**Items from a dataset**
++++

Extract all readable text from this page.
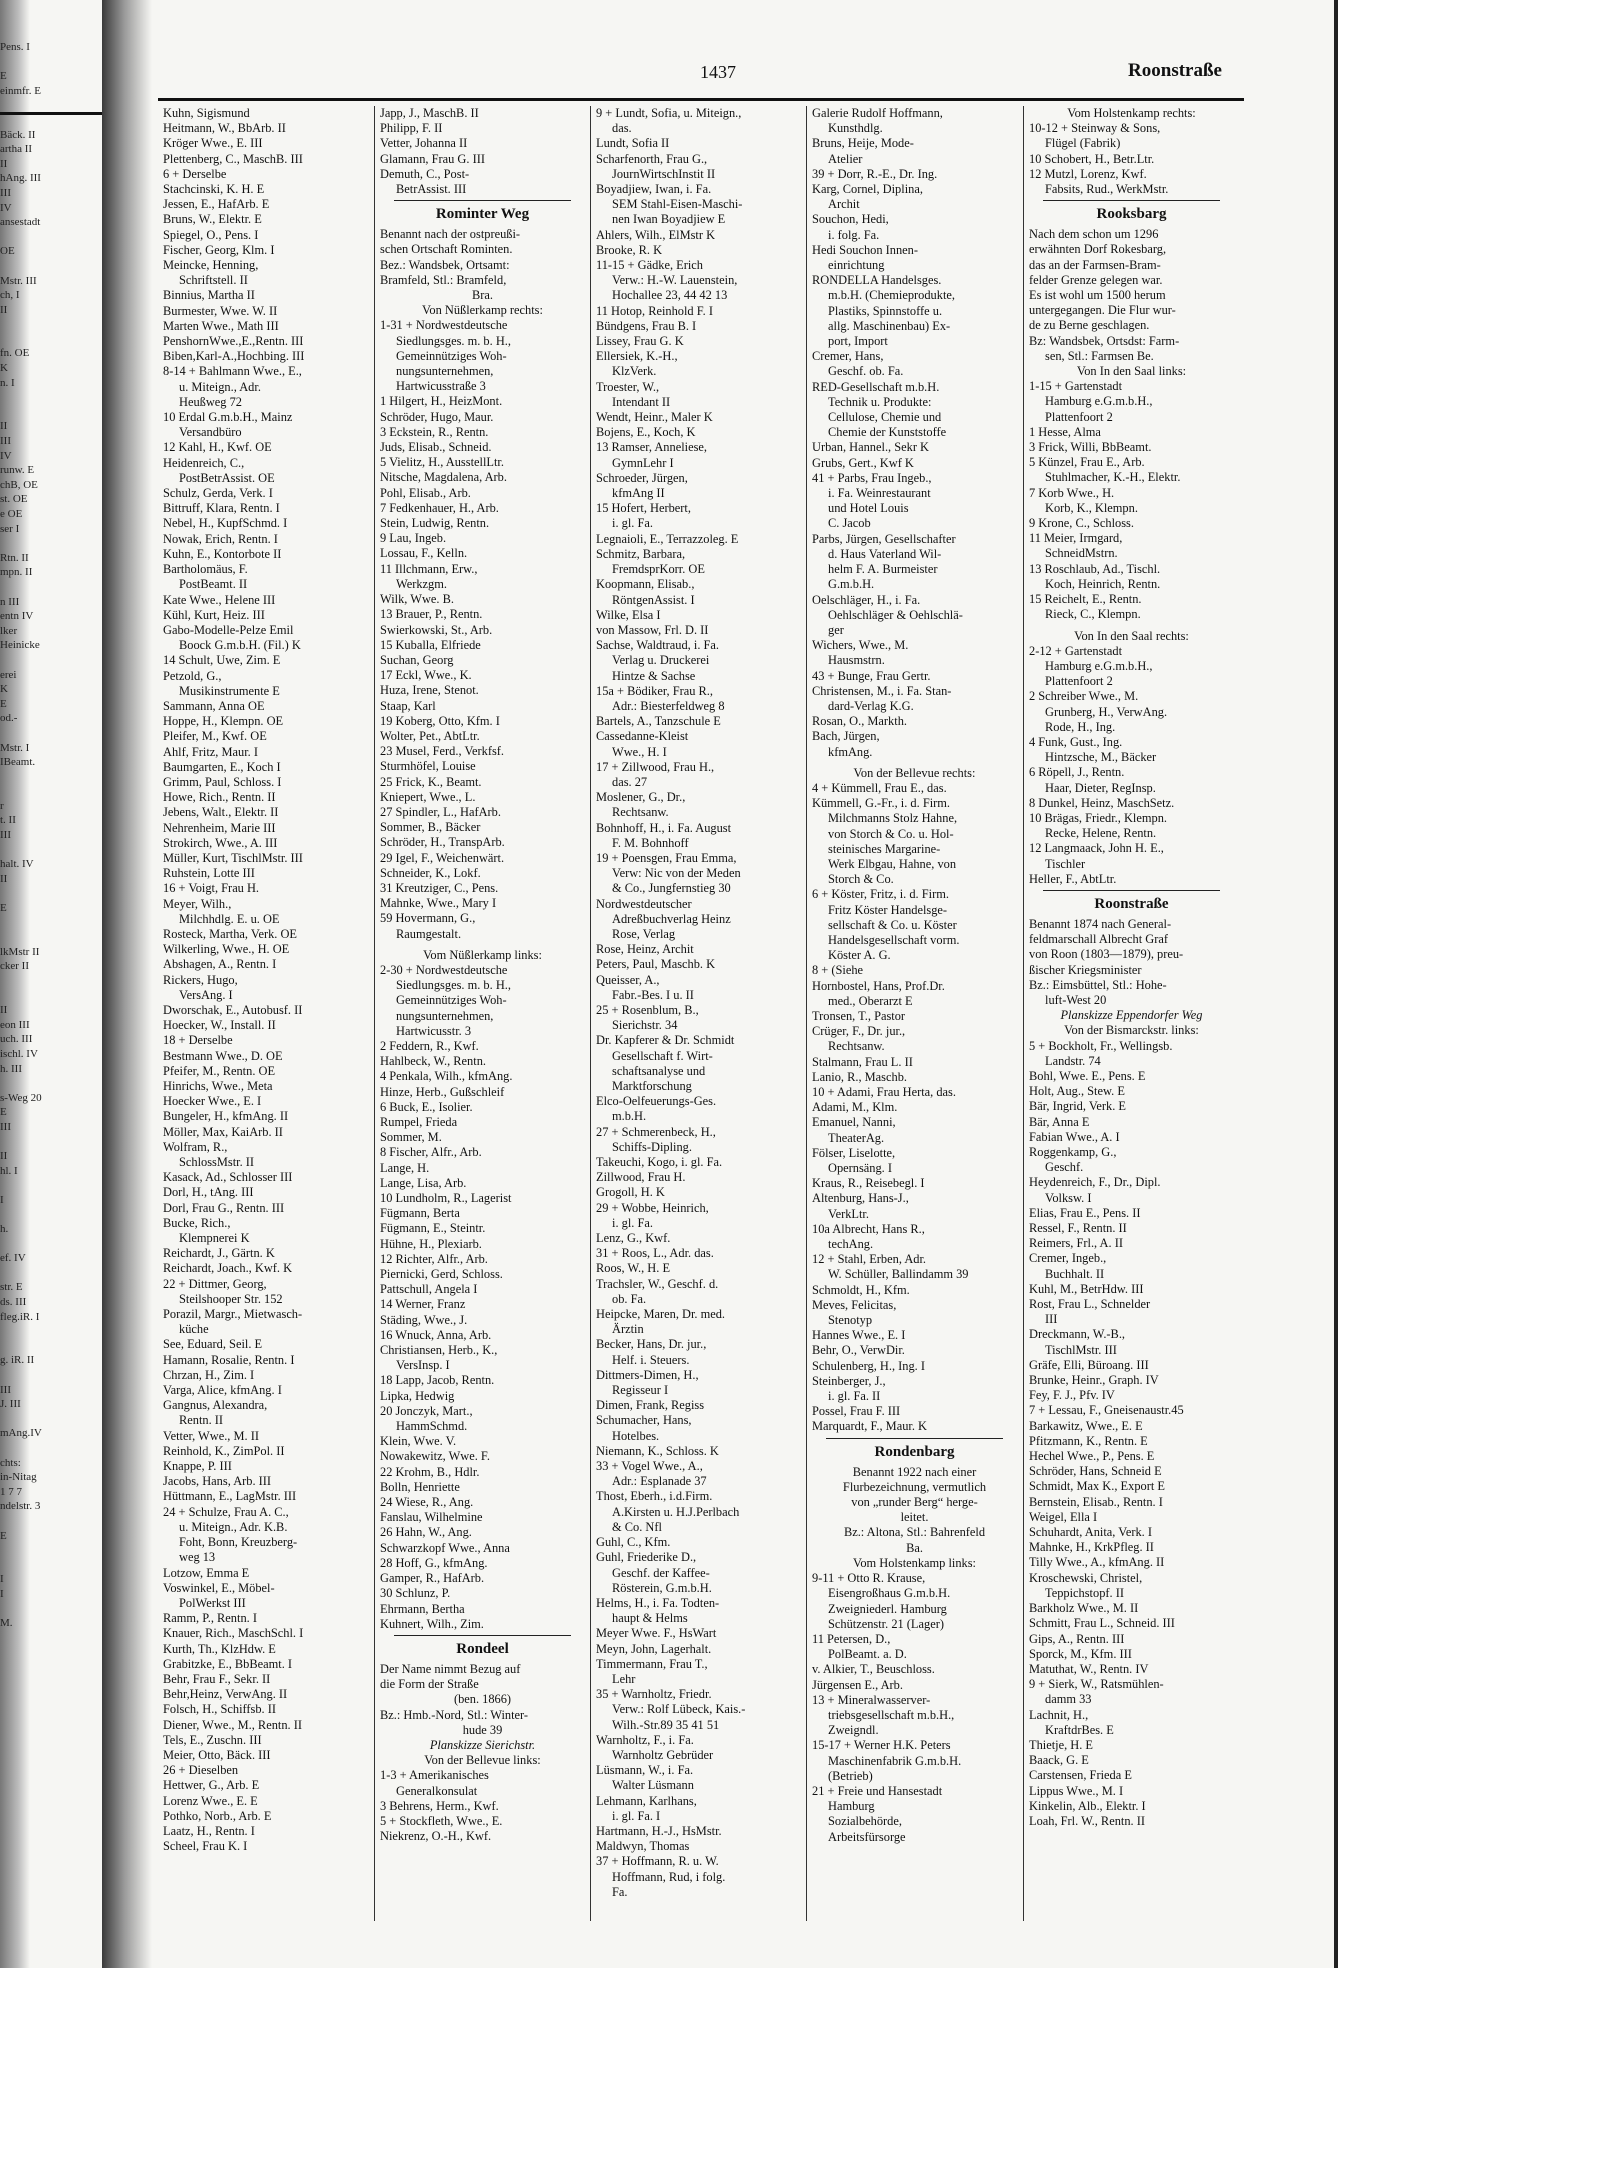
Pens. I
E
einmfr. E
Bäck. II
artha II
II
hAng. III
III
IV
ansestadt
OE
Mstr. III
ch, I
II
fn. OE
K
n. I
II
III
IV
runw. E
chB, OE
st. OE
e OE
ser I
Rtn. II
mpn. II
n III
entn IV
lker
Heinicke
erei
K
E
od.-
Mstr. I
IBeamt.
r
t. II
III
halt. IV
II
E
lkMstr II
cker II
II
eon III
uch. III
ischl. IV
h. III
s-Weg 20
E
III
II
hl. I
I
h.
ef. IV
str. E
ds. III
fleg.iR. I
g. iR. II
III
J. III
mAng.IV
chts:
in-Nitag
1 7 7
ndelstr. 3
E
I
I
M.
1437	Roonstraße
Kuhn, Sigismund
Heitmann, W., BbArb. II
Kröger Wwe., E. III
Plettenberg, C., MaschB. III
6 + Derselbe
Stachcinski, K. H. E
Jessen, E., HafArb. E
Bruns, W., Elektr. E
Spiegel, O., Pens. I
Fischer, Georg, Klm. I
Meincke, Henning,
Schriftstell. II
Binnius, Martha II
Burmester, Wwe. W. II
Marten Wwe., Math III
PenshornWwe.,E.,Rentn. III
Biben,Karl-A.,Hochbing. III
8-14 + Bahlmann Wwe., E.,
u. Miteign., Adr.
Heußweg 72
10 Erdal G.m.b.H., Mainz
Versandbüro
12 Kahl, H., Kwf. OE
Heidenreich, C.,
PostBetrAssist. OE
Schulz, Gerda, Verk. I
Bittruff, Klara, Rentn. I
Nebel, H., KupfSchmd. I
Nowak, Erich, Rentn. I
Kuhn, E., Kontorbote II
Bartholomäus, F.
PostBeamt. II
Kate Wwe., Helene III
Kühl, Kurt, Heiz. III
Gabo-Modelle-Pelze Emil
Boock G.m.b.H. (Fil.) K
14 Schult, Uwe, Zim. E
Petzold, G.,
Musikinstrumente E
Sammann, Anna OE
Hoppe, H., Klempn. OE
Pleifer, M., Kwf. OE
Ahlf, Fritz, Maur. I
Baumgarten, E., Koch I
Grimm, Paul, Schloss. I
Howe, Rich., Rentn. II
Jebens, Walt., Elektr. II
Nehrenheim, Marie III
Strokirch, Wwe., A. III
Müller, Kurt, TischlMstr. III
Ruhstein, Lotte III
16 + Voigt, Frau H.
Meyer, Wilh.,
Milchhdlg. E. u. OE
Rosteck, Martha, Verk. OE
Wilkerling, Wwe., H. OE
Abshagen, A., Rentn. I
Rickers, Hugo,
VersAng. I
Dworschak, E., Autobusf. II
Hoecker, W., Install. II
18 + Derselbe
Bestmann Wwe., D. OE
Pfeifer, M., Rentn. OE
Hinrichs, Wwe., Meta
Hoecker Wwe., E. I
Bungeler, H., kfmAng. II
Möller, Max, KaiArb. II
Wolfram, R.,
SchlossMstr. II
Kasack, Ad., Schlosser III
Dorl, H., tAng. III
Dorl, Frau G., Rentn. III
Bucke, Rich.,
Klempnerei K
Reichardt, J., Gärtn. K
Reichardt, Joach., Kwf. K
22 + Dittmer, Georg,
Steilshooper Str. 152
Porazil, Margr., Mietwasch-
küche
See, Eduard, Seil. E
Hamann, Rosalie, Rentn. I
Chrzan, H., Zim. I
Varga, Alice, kfmAng. I
Gangnus, Alexandra,
Rentn. II
Vetter, Wwe., M. II
Reinhold, K., ZimPol. II
Knappe, P. III
Jacobs, Hans, Arb. III
Hüttmann, E., LagMstr. III
24 + Schulze, Frau A. C.,
u. Miteign., Adr. K.B.
Foht, Bonn, Kreuzberg-
weg 13
Lotzow, Emma E
Voswinkel, E., Möbel-
PolWerkst III
Ramm, P., Rentn. I
Knauer, Rich., MaschSchl. I
Kurth, Th., KlzHdw. E
Grabitzke, E., BbBeamt. I
Behr, Frau F., Sekr. II
Behr,Heinz, VerwAng. II
Folsch, H., Schiffsb. II
Diener, Wwe., M., Rentn. II
Tels, E., Zuschn. III
Meier, Otto, Bäck. III
26 + Dieselben
Hettwer, G., Arb. E
Lorenz Wwe., E. E
Pothko, Norb., Arb. E
Laatz, H., Rentn. I
Scheel, Frau K. I
Japp, J., MaschB. II
Philipp, F. II
Vetter, Johanna II
Glamann, Frau G. III
Demuth, C., Post-
BetrAssist. III
Rominter Weg
Benannt nach der ostpreußi-
schen Ortschaft Rominten.
Bez.: Wandsbek, Ortsamt:
Bramfeld, Stl.: Bramfeld,
Bra.
Von Nüßlerkamp rechts:
1-31 + Nordwestdeutsche
Siedlungsges. m. b. H.,
Gemeinnütziges Woh-
nungsunternehmen,
Hartwicusstraße 3
1 Hilgert, H., HeizMont.
Schröder, Hugo, Maur.
3 Eckstein, R., Rentn.
Juds, Elisab., Schneid.
5 Vielitz, H., AusstellLtr.
Nitsche, Magdalena, Arb.
Pohl, Elisab., Arb.
7 Fedkenhauer, H., Arb.
Stein, Ludwig, Rentn.
9 Lau, Ingeb.
Lossau, F., Kelln.
11 Illchmann, Erw.,
Werkzgm.
Wilk, Wwe. B.
13 Brauer, P., Rentn.
Swierkowski, St., Arb.
15 Kuballa, Elfriede
Suchan, Georg
17 Eckl, Wwe., K.
Huza, Irene, Stenot.
Staap, Karl
19 Koberg, Otto, Kfm. I
Wolter, Pet., AbtLtr.
23 Musel, Ferd., Verkfsf.
Sturmhöfel, Louise
25 Frick, K., Beamt.
Kniepert, Wwe., L.
27 Spindler, L., HafArb.
Sommer, B., Bäcker
Schröder, H., TranspArb.
29 Igel, F., Weichenwärt.
Schneider, K., Lokf.
31 Kreutziger, C., Pens.
Mahnke, Wwe., Mary I
59 Hovermann, G.,
Raumgestalt.
Vom Nüßlerkamp links:
2-30 + Nordwestdeutsche
Siedlungsges. m. b. H.,
Gemeinnütziges Woh-
nungsunternehmen,
Hartwicusstr. 3
2 Feddern, R., Kwf.
Hahlbeck, W., Rentn.
4 Penkala, Wilh., kfmAng.
Hinze, Herb., Gußschleif
6 Buck, E., Isolier.
Rumpel, Frieda
Sommer, M.
8 Fischer, Alfr., Arb.
Lange, H.
Lange, Lisa, Arb.
10 Lundholm, R., Lagerist
Fügmann, Berta
Fügmann, E., Steintr.
Hühne, H., Plexiarb.
12 Richter, Alfr., Arb.
Piernicki, Gerd, Schloss.
Pattschull, Angela I
14 Werner, Franz
Städing, Wwe., J.
16 Wnuck, Anna, Arb.
Christiansen, Herb., K.,
VersInsp. I
18 Lapp, Jacob, Rentn.
Lipka, Hedwig
20 Jonczyk, Mart.,
HammSchmd.
Klein, Wwe. V.
Nowakewitz, Wwe. F.
22 Krohm, B., Hdlr.
Bolln, Henriette
24 Wiese, R., Ang.
Fanslau, Wilhelmine
26 Hahn, W., Ang.
Schwarzkopf Wwe., Anna
28 Hoff, G., kfmAng.
Gamper, R., HafArb.
30 Schlunz, P.
Ehrmann, Bertha
Kuhnert, Wilh., Zim.
Rondeel
Der Name nimmt Bezug auf
die Form der Straße
(ben. 1866)
Bz.: Hmb.-Nord, Stl.: Winter-
hude 39
Planskizze Sierichstr.
Von der Bellevue links:
1-3 + Amerikanisches
Generalkonsulat
3 Behrens, Herm., Kwf.
5 + Stockfleth, Wwe., E.
Niekrenz, O.-H., Kwf.
9 + Lundt, Sofia, u. Miteign.,
das.
Lundt, Sofia II
Scharfenorth, Frau G.,
JournWirtschInstit II
Boyadjiew, Iwan, i. Fa.
SEM Stahl-Eisen-Maschi-
nen Iwan Boyadjiew E
Ahlers, Wilh., ElMstr K
Brooke, R. K
11-15 + Gädke, Erich
Verw.: H.-W. Lauenstein,
Hochallee 23, 44 42 13
11 Hotop, Reinhold F. I
Bündgens, Frau B. I
Lissey, Frau G. K
Ellersiek, K.-H.,
KlzVerk.
Troester, W.,
Intendant II
Wendt, Heinr., Maler K
Bojens, E., Koch, K
13 Ramser, Anneliese,
GymnLehr I
Schroeder, Jürgen,
kfmAng II
15 Hofert, Herbert,
i. gl. Fa.
Legnaioli, E., Terrazzoleg. E
Schmitz, Barbara,
FremdsprKorr. OE
Koopmann, Elisab.,
RöntgenAssist. I
Wilke, Elsa I
von Massow, Frl. D. II
Sachse, Waldtraud, i. Fa.
Verlag u. Druckerei
Hintze & Sachse
15a + Bödiker, Frau R.,
Adr.: Biesterfeldweg 8
Bartels, A., Tanzschule E
Cassedanne-Kleist
Wwe., H. I
17 + Zillwood, Frau H.,
das. 27
Moslener, G., Dr.,
Rechtsanw.
Bohnhoff, H., i. Fa. August
F. M. Bohnhoff
19 + Poensgen, Frau Emma,
Verw: Nic von der Meden
& Co., Jungfernstieg 30
Nordwestdeutscher
Adreßbuchverlag Heinz
Rose, Verlag
Rose, Heinz, Archit
Peters, Paul, Maschb. K
Queisser, A.,
Fabr.-Bes. I u. II
25 + Rosenblum, B.,
Sierichstr. 34
Dr. Kapferer & Dr. Schmidt
Gesellschaft f. Wirt-
schaftsanalyse und
Marktforschung
Elco-Oelfeuerungs-Ges.
m.b.H.
27 + Schmerenbeck, H.,
Schiffs-Dipling.
Takeuchi, Kogo, i. gl. Fa.
Zillwood, Frau H.
Grogoll, H. K
29 + Wobbe, Heinrich,
i. gl. Fa.
Lenz, G., Kwf.
31 + Roos, L., Adr. das.
Roos, W., H. E
Trachsler, W., Geschf. d.
ob. Fa.
Heipcke, Maren, Dr. med.
Ärztin
Becker, Hans, Dr. jur.,
Helf. i. Steuers.
Dittmers-Dimen, H.,
Regisseur I
Dimen, Frank, Regiss
Schumacher, Hans,
Hotelbes.
Niemann, K., Schloss. K
33 + Vogel Wwe., A.,
Adr.: Esplanade 37
Thost, Eberh., i.d.Firm.
A.Kirsten u. H.J.Perlbach
& Co. Nfl
Guhl, C., Kfm.
Guhl, Friederike D.,
Geschf. der Kaffee-
Rösterein, G.m.b.H.
Helms, H., i. Fa. Todten-
haupt & Helms
Meyer Wwe. F., HsWart
Meyn, John, Lagerhalt.
Timmermann, Frau T.,
Lehr
35 + Warnholtz, Friedr.
Verw.: Rolf Lübeck, Kais.-
Wilh.-Str.89 35 41 51
Warnholtz, F., i. Fa.
Warnholtz Gebrüder
Lüsmann, W., i. Fa.
Walter Lüsmann
Lehmann, Karlhans,
i. gl. Fa. I
Hartmann, H.-J., HsMstr.
Maldwyn, Thomas
37 + Hoffmann, R. u. W.
Hoffmann, Rud, i folg.
Fa.
Galerie Rudolf Hoffmann,
Kunsthdlg.
Bruns, Heije, Mode-
Atelier
39 + Dorr, R.-E., Dr. Ing.
Karg, Cornel, Diplina,
Archit
Souchon, Hedi,
i. folg. Fa.
Hedi Souchon Innen-
einrichtung
RONDELLA Handelsges.
m.b.H. (Chemieprodukte,
Plastiks, Spinnstoffe u.
allg. Maschinenbau) Ex-
port, Import
Cremer, Hans,
Geschf. ob. Fa.
RED-Gesellschaft m.b.H.
Technik u. Produkte:
Cellulose, Chemie und
Chemie der Kunststoffe
Urban, Hannel., Sekr K
Grubs, Gert., Kwf K
41 + Parbs, Frau Ingeb.,
i. Fa. Weinrestaurant
und Hotel Louis
C. Jacob
Parbs, Jürgen, Gesellschafter
d. Haus Vaterland Wil-
helm F. A. Burmeister
G.m.b.H.
Oelschläger, H., i. Fa.
Oehlschläger & Oehlschlä-
ger
Wichers, Wwe., M.
Hausmstrn.
43 + Bunge, Frau Gertr.
Christensen, M., i. Fa. Stan-
dard-Verlag K.G.
Rosan, O., Markth.
Bach, Jürgen,
kfmAng.
Von der Bellevue rechts:
4 + Kümmell, Frau E., das.
Kümmell, G.-Fr., i. d. Firm.
Milchmanns Stolz Hahne,
von Storch & Co. u. Hol-
steinisches Margarine-
Werk Elbgau, Hahne, von
Storch & Co.
6 + Köster, Fritz, i. d. Firm.
Fritz Köster Handelsge-
sellschaft & Co. u. Köster
Handelsgesellschaft vorm.
Köster A. G.
8 + (Siehe
Hornbostel, Hans, Prof.Dr.
med., Oberarzt E
Tronsen, T., Pastor
Crüger, F., Dr. jur.,
Rechtsanw.
Stalmann, Frau L. II
Lanio, R., Maschb.
10 + Adami, Frau Herta, das.
Adami, M., Klm.
Emanuel, Nanni,
TheaterAg.
Fölser, Liselotte,
Opernsäng. I
Kraus, R., Reisebegl. I
Altenburg, Hans-J.,
VerkLtr.
10a Albrecht, Hans R.,
techAng.
12 + Stahl, Erben, Adr.
W. Schüller, Ballindamm 39
Schmoldt, H., Kfm.
Meves, Felicitas,
Stenotyp
Hannes Wwe., E. I
Behr, O., VerwDir.
Schulenberg, H., Ing. I
Steinberger, J.,
i. gl. Fa. II
Possel, Frau F. III
Marquardt, F., Maur. K
Rondenbarg
Benannt 1922 nach einer
Flurbezeichnung, vermutlich
von „runder Berg“ herge-
leitet.
Bz.: Altona, Stl.: Bahrenfeld
Ba.
Vom Holstenkamp links:
9-11 + Otto R. Krause,
Eisengroßhaus G.m.b.H.
Zweigniederl. Hamburg
Schützenstr. 21 (Lager)
11 Petersen, D.,
PolBeamt. a. D.
v. Alkier, T., Beuschloss.
Jürgensen E., Arb.
13 + Mineralwasserver-
triebsgesellschaft m.b.H.,
Zweigndl.
15-17 + Werner H.K. Peters
Maschinenfabrik G.m.b.H.
(Betrieb)
21 + Freie und Hansestadt
Hamburg
Sozialbehörde,
Arbeitsfürsorge
Vom Holstenkamp rechts:
10-12 + Steinway & Sons,
Flügel (Fabrik)
10 Schobert, H., Betr.Ltr.
12 Mutzl, Lorenz, Kwf.
Fabsits, Rud., WerkMstr.
Rooksbarg
Nach dem schon um 1296
erwähnten Dorf Rokesbarg,
das an der Farmsen-Bram-
felder Grenze gelegen war.
Es ist wohl um 1500 herum
untergegangen. Die Flur wur-
de zu Berne geschlagen.
Bz: Wandsbek, Ortsdst: Farm-
sen, Stl.: Farmsen Be.
Von In den Saal links:
1-15 + Gartenstadt
Hamburg e.G.m.b.H.,
Plattenfoort 2
1 Hesse, Alma
3 Frick, Willi, BbBeamt.
5 Künzel, Frau E., Arb.
Stuhlmacher, K.-H., Elektr.
7 Korb Wwe., H.
Korb, K., Klempn.
9 Krone, C., Schloss.
11 Meier, Irmgard,
SchneidMstrn.
13 Roschlaub, Ad., Tischl.
Koch, Heinrich, Rentn.
15 Reichelt, E., Rentn.
Rieck, C., Klempn.
Von In den Saal rechts:
2-12 + Gartenstadt
Hamburg e.G.m.b.H.,
Plattenfoort 2
2 Schreiber Wwe., M.
Grunberg, H., VerwAng.
Rode, H., Ing.
4 Funk, Gust., Ing.
Hintzsche, M., Bäcker
6 Röpell, J., Rentn.
Haar, Dieter, RegInsp.
8 Dunkel, Heinz, MaschSetz.
10 Brägas, Friedr., Klempn.
Recke, Helene, Rentn.
12 Langmaack, John H. E.,
Tischler
Heller, F., AbtLtr.
Roonstraße
Benannt 1874 nach General-
feldmarschall Albrecht Graf
von Roon (1803—1879), preu-
ßischer Kriegsminister
Bz.: Eimsbüttel, Stl.: Hohe-
luft-West 20
Planskizze Eppendorfer Weg
Von der Bismarckstr. links:
5 + Bockholt, Fr., Wellingsb.
Landstr. 74
Bohl, Wwe. E., Pens. E
Holt, Aug., Stew. E
Bär, Ingrid, Verk. E
Bär, Anna E
Fabian Wwe., A. I
Roggenkamp, G.,
Geschf.
Heydenreich, F., Dr., Dipl.
Volksw. I
Elias, Frau E., Pens. II
Ressel, F., Rentn. II
Reimers, Frl., A. II
Cremer, Ingeb.,
Buchhalt. II
Kuhl, M., BetrHdw. III
Rost, Frau L., Schnelder
III
Dreckmann, W.-B.,
TischlMstr. III
Gräfe, Elli, Büroang. III
Brunke, Heinr., Graph. IV
Fey, F. J., Pfv. IV
7 + Lessau, F., Gneisenaustr.45
Barkawitz, Wwe., E. E
Pfitzmann, K., Rentn. E
Hechel Wwe., P., Pens. E
Schröder, Hans, Schneid E
Schmidt, Max K., Export E
Bernstein, Elisab., Rentn. I
Weigel, Ella I
Schuhardt, Anita, Verk. I
Mahnke, H., KrkPfleg. II
Tilly Wwe., A., kfmAng. II
Kroschewski, Christel,
Teppichstopf. II
Barkholz Wwe., M. II
Schmitt, Frau L., Schneid. III
Gips, A., Rentn. III
Sporck, M., Kfm. III
Matuthat, W., Rentn. IV
9 + Sierk, W., Ratsmühlen-
damm 33
Lachnit, H.,
KraftdrBes. E
Thietje, H. E
Baack, G. E
Carstensen, Frieda E
Lippus Wwe., M. I
Kinkelin, Alb., Elektr. I
Loah, Frl. W., Rentn. II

++++

**Written task**
Among the lines of the data above, count those holding "Schmidt" and state only the number.

**Output below**
2